● Task to carry out
Write every line of the material out exactly as shown.

● Records provided
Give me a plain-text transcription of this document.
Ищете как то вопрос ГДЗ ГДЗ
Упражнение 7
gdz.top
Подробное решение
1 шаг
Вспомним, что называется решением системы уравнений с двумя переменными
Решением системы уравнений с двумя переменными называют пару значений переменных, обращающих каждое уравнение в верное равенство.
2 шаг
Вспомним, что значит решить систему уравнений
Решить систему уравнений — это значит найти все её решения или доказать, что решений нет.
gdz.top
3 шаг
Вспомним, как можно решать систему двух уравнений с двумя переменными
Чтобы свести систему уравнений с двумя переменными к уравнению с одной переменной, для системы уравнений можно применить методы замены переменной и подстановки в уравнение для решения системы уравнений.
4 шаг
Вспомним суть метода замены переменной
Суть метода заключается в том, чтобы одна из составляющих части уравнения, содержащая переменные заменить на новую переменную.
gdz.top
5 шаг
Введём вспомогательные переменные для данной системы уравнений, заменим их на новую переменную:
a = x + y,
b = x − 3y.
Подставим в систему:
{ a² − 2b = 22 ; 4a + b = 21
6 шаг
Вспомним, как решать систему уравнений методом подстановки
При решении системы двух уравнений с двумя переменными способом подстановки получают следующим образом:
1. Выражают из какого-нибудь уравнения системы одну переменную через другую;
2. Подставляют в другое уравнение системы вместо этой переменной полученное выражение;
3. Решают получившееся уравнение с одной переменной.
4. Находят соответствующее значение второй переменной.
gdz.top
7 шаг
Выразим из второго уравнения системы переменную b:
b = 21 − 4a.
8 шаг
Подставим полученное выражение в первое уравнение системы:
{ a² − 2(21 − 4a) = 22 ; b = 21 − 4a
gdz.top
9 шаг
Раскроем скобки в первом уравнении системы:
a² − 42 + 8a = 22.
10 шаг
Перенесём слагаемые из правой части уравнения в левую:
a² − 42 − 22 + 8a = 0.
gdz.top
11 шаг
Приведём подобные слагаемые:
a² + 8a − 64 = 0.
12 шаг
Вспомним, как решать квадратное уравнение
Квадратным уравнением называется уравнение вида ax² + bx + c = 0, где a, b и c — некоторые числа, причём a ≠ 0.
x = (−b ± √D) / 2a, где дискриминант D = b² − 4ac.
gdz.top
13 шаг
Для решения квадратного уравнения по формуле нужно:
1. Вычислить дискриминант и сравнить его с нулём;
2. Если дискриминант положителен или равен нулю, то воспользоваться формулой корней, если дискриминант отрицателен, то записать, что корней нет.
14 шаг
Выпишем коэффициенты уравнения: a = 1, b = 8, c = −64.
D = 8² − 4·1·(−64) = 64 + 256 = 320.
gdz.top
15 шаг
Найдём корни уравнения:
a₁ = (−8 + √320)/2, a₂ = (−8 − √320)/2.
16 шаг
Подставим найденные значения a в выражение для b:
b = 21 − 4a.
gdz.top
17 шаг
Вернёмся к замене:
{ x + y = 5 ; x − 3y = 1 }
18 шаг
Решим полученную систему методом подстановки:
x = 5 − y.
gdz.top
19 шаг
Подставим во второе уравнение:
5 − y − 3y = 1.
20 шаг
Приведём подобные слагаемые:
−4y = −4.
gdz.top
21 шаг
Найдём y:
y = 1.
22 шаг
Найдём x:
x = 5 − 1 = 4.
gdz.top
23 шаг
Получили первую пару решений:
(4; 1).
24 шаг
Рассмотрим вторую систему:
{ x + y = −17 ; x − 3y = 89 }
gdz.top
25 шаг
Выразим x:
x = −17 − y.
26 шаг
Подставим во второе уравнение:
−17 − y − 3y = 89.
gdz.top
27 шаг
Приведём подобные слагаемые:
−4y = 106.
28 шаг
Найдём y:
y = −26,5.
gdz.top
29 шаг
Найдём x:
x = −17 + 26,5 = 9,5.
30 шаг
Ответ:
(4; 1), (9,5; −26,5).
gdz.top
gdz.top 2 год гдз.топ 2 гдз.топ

● Correct result
Give me a plain-text transcription of this document.
Ищете как то вопрос ГДЗ ГДЗ
Упражнение 7
gdz.top
Подробное решение
1 шаг
Вспомним, что называется решением системы уравнений с двумя переменными
Решением системы уравнений с двумя переменными называют пару значений переменных, обращающих каждое уравнение в верное равенство.
2 шаг
Вспомним, что значит решить систему уравнений
Решить систему уравнений — это значит найти все её решения или доказать, что решений нет.
gdz.top
3 шаг
Вспомним, как можно решать систему двух уравнений с двумя переменными
Чтобы свести систему уравнений с двумя переменными к уравнению с одной переменной, для системы уравнений можно применить методы замены переменной и подстановки в уравнение для решения системы уравнений.
4 шаг
Вспомним суть метода замены переменной
Суть метода заключается в том, чтобы одна из составляющих части уравнения, содержащая переменные заменить на новую переменную.
gdz.top
5 шаг
Введём вспомогательные переменные для данной системы уравнений, заменим их на новую переменную:
a = x + y,
b = x − 3y.
Подставим в систему:
{ a² − 2b = 22 ; 4a + b = 21
6 шаг
Вспомним, как решать систему уравнений методом подстановки
При решении системы двух уравнений с двумя переменными способом подстановки получают следующим образом:
1. Выражают из какого-нибудь уравнения системы одну переменную через другую;
2. Подставляют в другое уравнение системы вместо этой переменной полученное выражение;
3. Решают получившееся уравнение с одной переменной.
4. Находят соответствующее значение второй переменной.
gdz.top
7 шаг
Выразим из второго уравнения системы переменную b:
b = 21 − 4a.
8 шаг
Подставим полученное выражение в первое уравнение системы:
{ a² − 2(21 − 4a) = 22 ; b = 21 − 4a
gdz.top
9 шаг
Раскроем скобки в первом уравнении системы:
a² − 42 + 8a = 22.
10 шаг
Перенесём слагаемые из правой части уравнения в левую:
a² − 42 − 22 + 8a = 0.
gdz.top
11 шаг
Приведём подобные слагаемые:
a² + 8a − 64 = 0.
12 шаг
Вспомним, как решать квадратное уравнение
Квадратным уравнением называется уравнение вида ax² + bx + c = 0, где a, b и c — некоторые числа, причём a ≠ 0.
x = (−b ± √D) / 2a, где дискриминант D = b² − 4ac.
gdz.top
13 шаг
Для решения квадратного уравнения по формуле нужно:
1. Вычислить дискриминант и сравнить его с нулём;
2. Если дискриминант положителен или равен нулю, то воспользоваться формулой корней, если дискриминант отрицателен, то записать, что корней нет.
14 шаг
Выпишем коэффициенты уравнения: a = 1, b = 8, c = −64.
D = 8² − 4·1·(−64) = 64 + 256 = 320.
gdz.top
15 шаг
Найдём корни уравнения:
a₁ = (−8 + √320)/2, a₂ = (−8 − √320)/2.
16 шаг
Подставим найденные значения a в выражение для b:
b = 21 − 4a.
gdz.top
17 шаг
Вернёмся к замене:
{ x + y = 5 ; x − 3y = 1 }
18 шаг
Решим полученную систему методом подстановки:
x = 5 − y.
gdz.top
19 шаг
Подставим во второе уравнение:
5 − y − 3y = 1.
20 шаг
Приведём подобные слагаемые:
−4y = −4.
gdz.top
21 шаг
Найдём y:
y = 1.
22 шаг
Найдём x:
x = 5 − 1 = 4.
gdz.top
23 шаг
Получили первую пару решений:
(4; 1).
24 шаг
Рассмотрим вторую систему:
{ x + y = −17 ; x − 3y = 89 }
gdz.top
25 шаг
Выразим x:
x = −17 − y.
26 шаг
Подставим во второе уравнение:
−17 − y − 3y = 89.
gdz.top
27 шаг
Приведём подобные слагаемые:
−4y = 106.
28 шаг
Найдём y:
y = −26,5.
gdz.top
29 шаг
Найдём x:
x = −17 + 26,5 = 9,5.
30 шаг
Ответ:
(4; 1), (9,5; −26,5).
gdz.top
gdz.top 2 год гдз.топ 2 гдз.топ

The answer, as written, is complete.